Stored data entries
################

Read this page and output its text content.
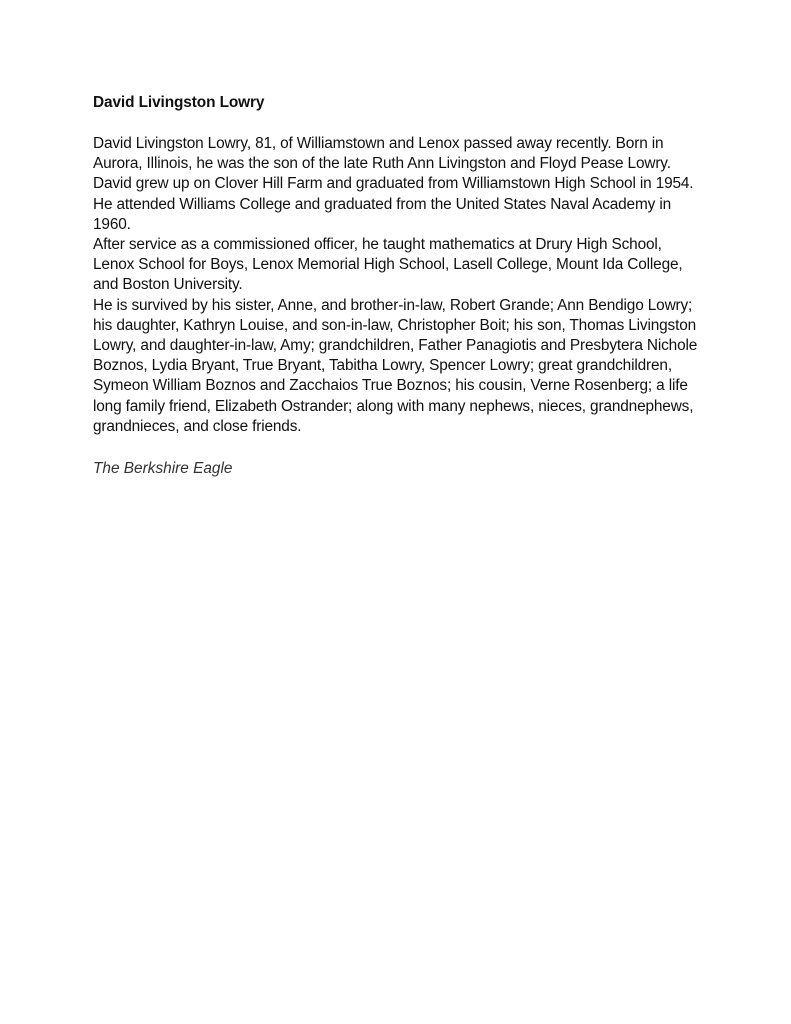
David Livingston Lowry

David Livingston Lowry, 81, of Williamstown and Lenox passed away recently. Born in Aurora, Illinois, he was the son of the late Ruth Ann Livingston and Floyd Pease Lowry. David grew up on Clover Hill Farm and graduated from Williamstown High School in 1954. He attended Williams College and graduated from the United States Naval Academy in 1960.

After service as a commissioned officer, he taught mathematics at Drury High School, Lenox School for Boys, Lenox Memorial High School, Lasell College, Mount Ida College, and Boston University.

He is survived by his sister, Anne, and brother-in-law, Robert Grande; Ann Bendigo Lowry; his daughter, Kathryn Louise, and son-in-law, Christopher Boit; his son, Thomas Livingston Lowry, and daughter-in-law, Amy; grandchildren, Father Panagiotis and Presbytera Nichole Boznos, Lydia Bryant, True Bryant, Tabitha Lowry, Spencer Lowry; great grandchildren, Symeon William Boznos and Zacchaios True Boznos; his cousin, Verne Rosenberg; a life long family friend, Elizabeth Ostrander; along with many nephews, nieces, grandnephews, grandnieces, and close friends.

The Berkshire Eagle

################

* PROBLEM DETAILS
Repeat the data exactly, dropping every picture it holds.

* CORRECT OUTPUT
Read this page and output its text content.
David Livingston Lowry

David Livingston Lowry, 81, of Williamstown and Lenox passed away recently. Born in Aurora, Illinois, he was the son of the late Ruth Ann Livingston and Floyd Pease Lowry. David grew up on Clover Hill Farm and graduated from Williamstown High School in 1954. He attended Williams College and graduated from the United States Naval Academy in 1960.

After service as a commissioned officer, he taught mathematics at Drury High School, Lenox School for Boys, Lenox Memorial High School, Lasell College, Mount Ida College, and Boston University.

He is survived by his sister, Anne, and brother-in-law, Robert Grande; Ann Bendigo Lowry; his daughter, Kathryn Louise, and son-in-law, Christopher Boit; his son, Thomas Livingston Lowry, and daughter-in-law, Amy; grandchildren, Father Panagiotis and Presbytera Nichole Boznos, Lydia Bryant, True Bryant, Tabitha Lowry, Spencer Lowry; great grandchildren, Symeon William Boznos and Zacchaios True Boznos; his cousin, Verne Rosenberg; a life long family friend, Elizabeth Ostrander; along with many nephews, nieces, grandnephews, grandnieces, and close friends.

The Berkshire Eagle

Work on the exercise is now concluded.